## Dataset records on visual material
------------------------------------------------------------

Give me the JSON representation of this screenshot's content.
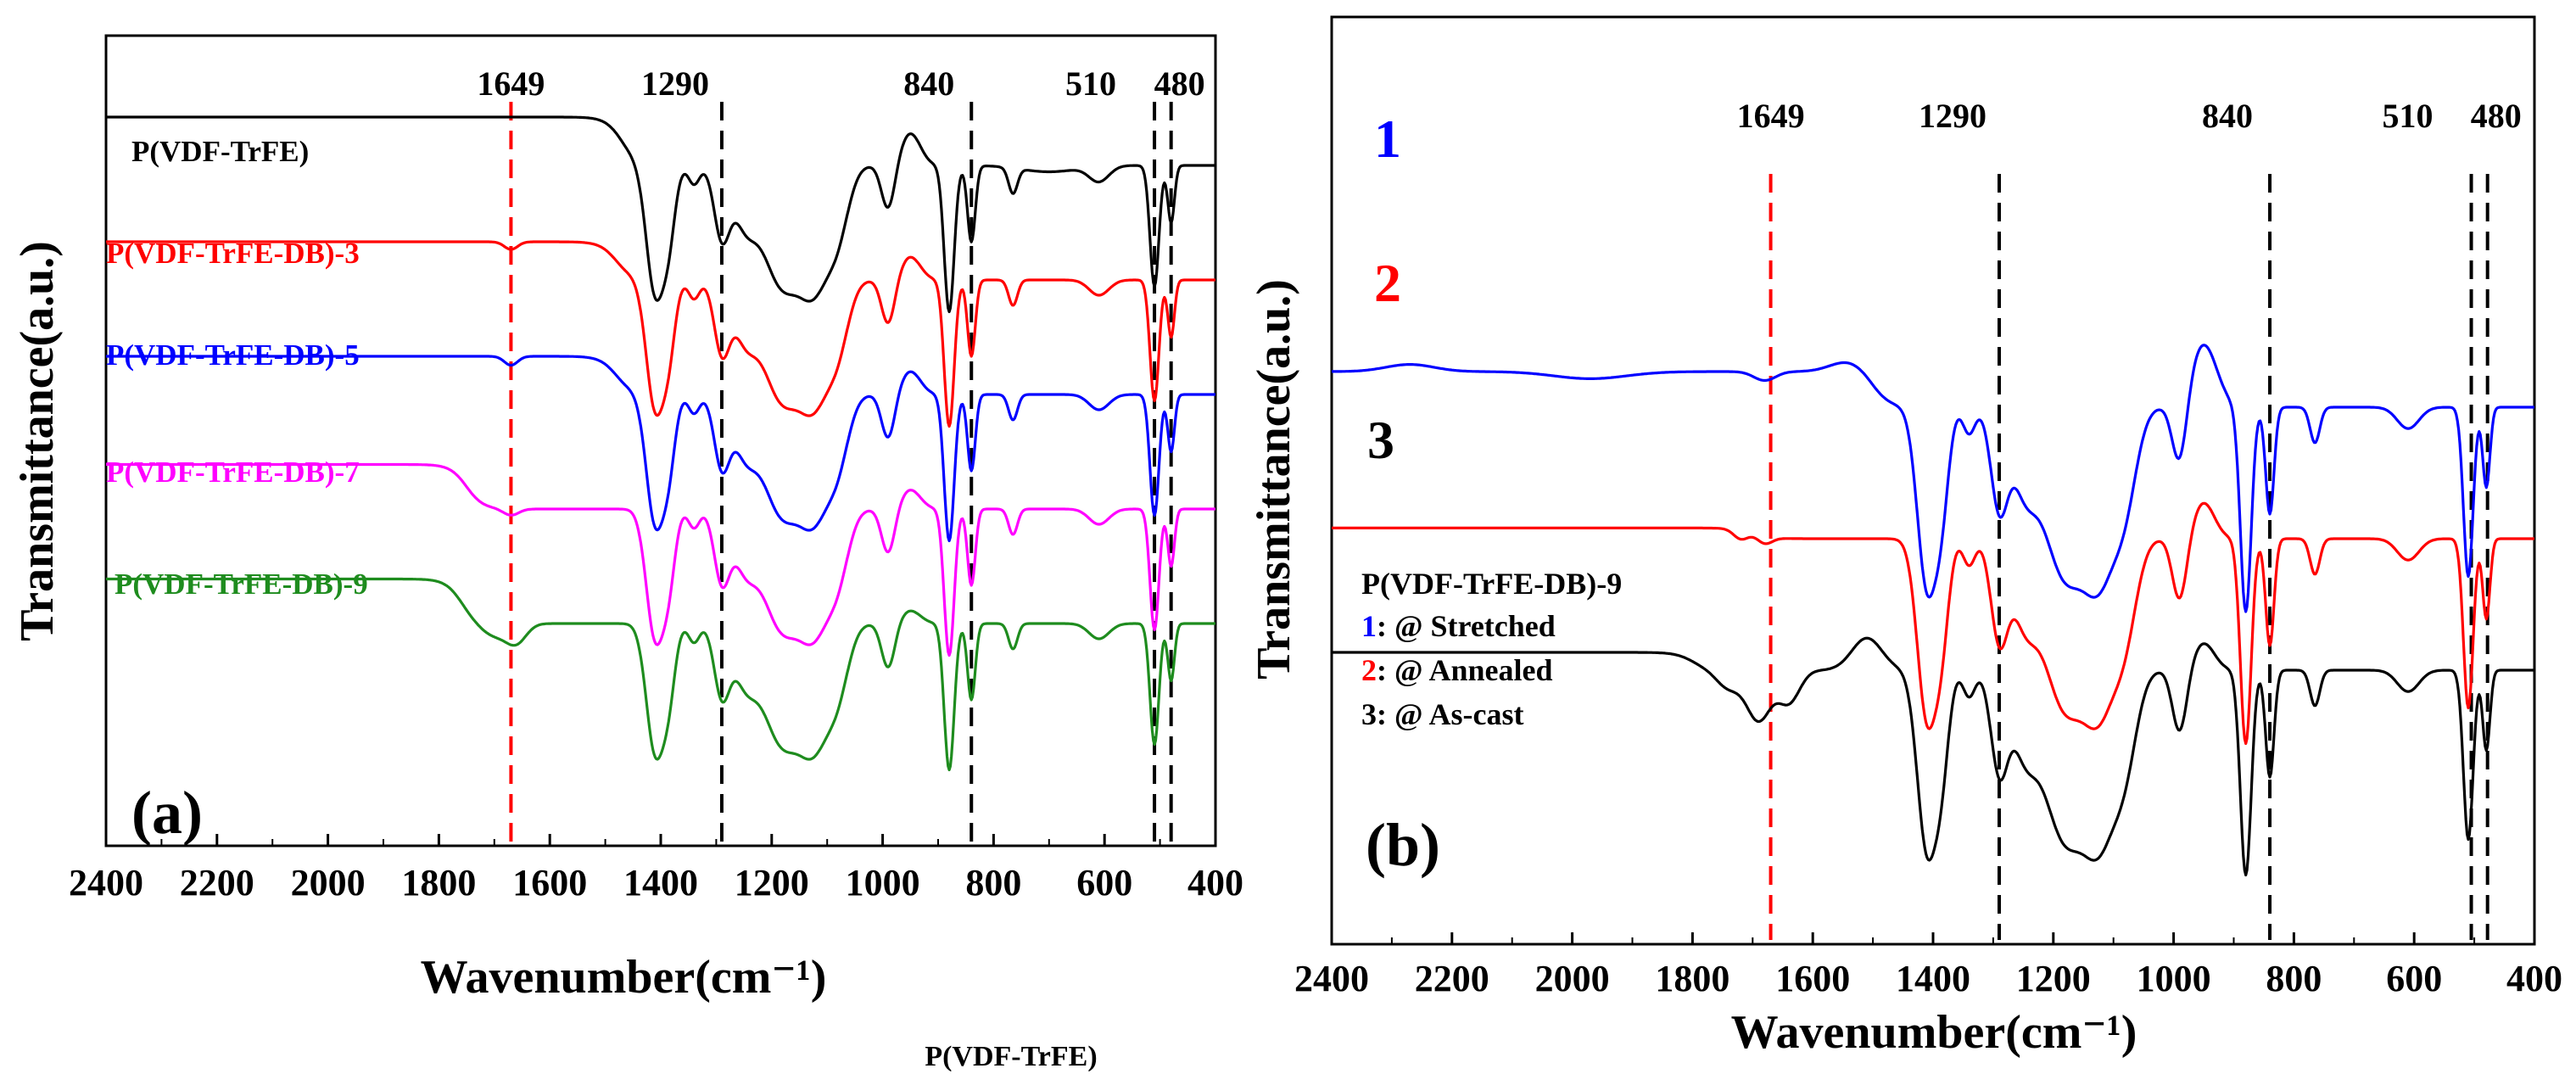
{
  "colors": {
    "black": "#000000",
    "red": "#ff0000",
    "blue": "#0000ff",
    "magenta": "#ff00ff",
    "green": "#1e8c1e"
  },
  "stray_label": "P(VDF-TrFE)",
  "chart_data": [
    {
      "type": "line",
      "panel_label": "(a)",
      "xlabel": "Wavenumber(cm⁻¹)",
      "ylabel": "Transmittance(a.u.)",
      "xlim": [
        2400,
        400
      ],
      "x_ticks": [
        2400,
        2200,
        2000,
        1800,
        1600,
        1400,
        1200,
        1000,
        800,
        600,
        400
      ],
      "x_reversed": true,
      "y_ticks_shown": false,
      "grid": false,
      "peak_markers": [
        {
          "label": "1649",
          "x": 1670,
          "color": "#ff0000"
        },
        {
          "label": "1290",
          "x": 1290,
          "color": "#000000"
        },
        {
          "label": "840",
          "x": 840,
          "color": "#000000"
        },
        {
          "label": "510",
          "x": 510,
          "color": "#000000"
        },
        {
          "label": "480",
          "x": 480,
          "color": "#000000"
        }
      ],
      "series": [
        {
          "name": "P(VDF-TrFE)",
          "color": "#000000",
          "offset": 4,
          "type_key": "pure"
        },
        {
          "name": "P(VDF-TrFE-DB)-3",
          "color": "#ff0000",
          "offset": 3,
          "type_key": "db3"
        },
        {
          "name": "P(VDF-TrFE-DB)-5",
          "color": "#0000ff",
          "offset": 2,
          "type_key": "db5"
        },
        {
          "name": "P(VDF-TrFE-DB)-7",
          "color": "#ff00ff",
          "offset": 1,
          "type_key": "db7"
        },
        {
          "name": "P(VDF-TrFE-DB)-9",
          "color": "#1e8c1e",
          "offset": 0,
          "type_key": "db9"
        }
      ]
    },
    {
      "type": "line",
      "panel_label": "(b)",
      "xlabel": "Wavenumber(cm⁻¹)",
      "ylabel": "Transmittance(a.u.)",
      "xlim": [
        2400,
        400
      ],
      "x_ticks": [
        2400,
        2200,
        2000,
        1800,
        1600,
        1400,
        1200,
        1000,
        800,
        600,
        400
      ],
      "x_reversed": true,
      "y_ticks_shown": false,
      "grid": false,
      "peak_markers": [
        {
          "label": "1649",
          "x": 1670,
          "color": "#ff0000"
        },
        {
          "label": "1290",
          "x": 1290,
          "color": "#000000"
        },
        {
          "label": "840",
          "x": 840,
          "color": "#000000"
        },
        {
          "label": "510",
          "x": 505,
          "color": "#000000"
        },
        {
          "label": "480",
          "x": 478,
          "color": "#000000"
        }
      ],
      "series": [
        {
          "name": "1",
          "color": "#0000ff",
          "offset": 2,
          "type_key": "stretched"
        },
        {
          "name": "2",
          "color": "#ff0000",
          "offset": 1,
          "type_key": "annealed"
        },
        {
          "name": "3",
          "color": "#000000",
          "offset": 0,
          "type_key": "ascast"
        }
      ],
      "legend": {
        "title": "P(VDF-TrFE-DB)-9",
        "entries": [
          {
            "num": "1",
            "text": ": @ Stretched",
            "color": "#0000ff"
          },
          {
            "num": "2",
            "text": ": @ Annealed",
            "color": "#ff0000"
          },
          {
            "num": "3",
            "text": ": @ As-cast",
            "color": "#000000"
          }
        ]
      }
    }
  ]
}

------------------------------------------------------------

## Stated problem
Quote the preceding records in their entirety, excluding every picture.

## Answer to the exercise
Give me the JSON representation of this screenshot's content.
{
  "colors": {
    "black": "#000000",
    "red": "#ff0000",
    "blue": "#0000ff",
    "magenta": "#ff00ff",
    "green": "#1e8c1e"
  },
  "stray_label": "P(VDF-TrFE)",
  "chart_data": [
    {
      "type": "line",
      "panel_label": "(a)",
      "xlabel": "Wavenumber(cm⁻¹)",
      "ylabel": "Transmittance(a.u.)",
      "xlim": [
        2400,
        400
      ],
      "x_ticks": [
        2400,
        2200,
        2000,
        1800,
        1600,
        1400,
        1200,
        1000,
        800,
        600,
        400
      ],
      "x_reversed": true,
      "y_ticks_shown": false,
      "grid": false,
      "peak_markers": [
        {
          "label": "1649",
          "x": 1670,
          "color": "#ff0000"
        },
        {
          "label": "1290",
          "x": 1290,
          "color": "#000000"
        },
        {
          "label": "840",
          "x": 840,
          "color": "#000000"
        },
        {
          "label": "510",
          "x": 510,
          "color": "#000000"
        },
        {
          "label": "480",
          "x": 480,
          "color": "#000000"
        }
      ],
      "series": [
        {
          "name": "P(VDF-TrFE)",
          "color": "#000000",
          "offset": 4,
          "type_key": "pure"
        },
        {
          "name": "P(VDF-TrFE-DB)-3",
          "color": "#ff0000",
          "offset": 3,
          "type_key": "db3"
        },
        {
          "name": "P(VDF-TrFE-DB)-5",
          "color": "#0000ff",
          "offset": 2,
          "type_key": "db5"
        },
        {
          "name": "P(VDF-TrFE-DB)-7",
          "color": "#ff00ff",
          "offset": 1,
          "type_key": "db7"
        },
        {
          "name": "P(VDF-TrFE-DB)-9",
          "color": "#1e8c1e",
          "offset": 0,
          "type_key": "db9"
        }
      ]
    },
    {
      "type": "line",
      "panel_label": "(b)",
      "xlabel": "Wavenumber(cm⁻¹)",
      "ylabel": "Transmittance(a.u.)",
      "xlim": [
        2400,
        400
      ],
      "x_ticks": [
        2400,
        2200,
        2000,
        1800,
        1600,
        1400,
        1200,
        1000,
        800,
        600,
        400
      ],
      "x_reversed": true,
      "y_ticks_shown": false,
      "grid": false,
      "peak_markers": [
        {
          "label": "1649",
          "x": 1670,
          "color": "#ff0000"
        },
        {
          "label": "1290",
          "x": 1290,
          "color": "#000000"
        },
        {
          "label": "840",
          "x": 840,
          "color": "#000000"
        },
        {
          "label": "510",
          "x": 505,
          "color": "#000000"
        },
        {
          "label": "480",
          "x": 478,
          "color": "#000000"
        }
      ],
      "series": [
        {
          "name": "1",
          "color": "#0000ff",
          "offset": 2,
          "type_key": "stretched"
        },
        {
          "name": "2",
          "color": "#ff0000",
          "offset": 1,
          "type_key": "annealed"
        },
        {
          "name": "3",
          "color": "#000000",
          "offset": 0,
          "type_key": "ascast"
        }
      ],
      "legend": {
        "title": "P(VDF-TrFE-DB)-9",
        "entries": [
          {
            "num": "1",
            "text": ": @ Stretched",
            "color": "#0000ff"
          },
          {
            "num": "2",
            "text": ": @ Annealed",
            "color": "#ff0000"
          },
          {
            "num": "3",
            "text": ": @ As-cast",
            "color": "#000000"
          }
        ]
      }
    }
  ]
}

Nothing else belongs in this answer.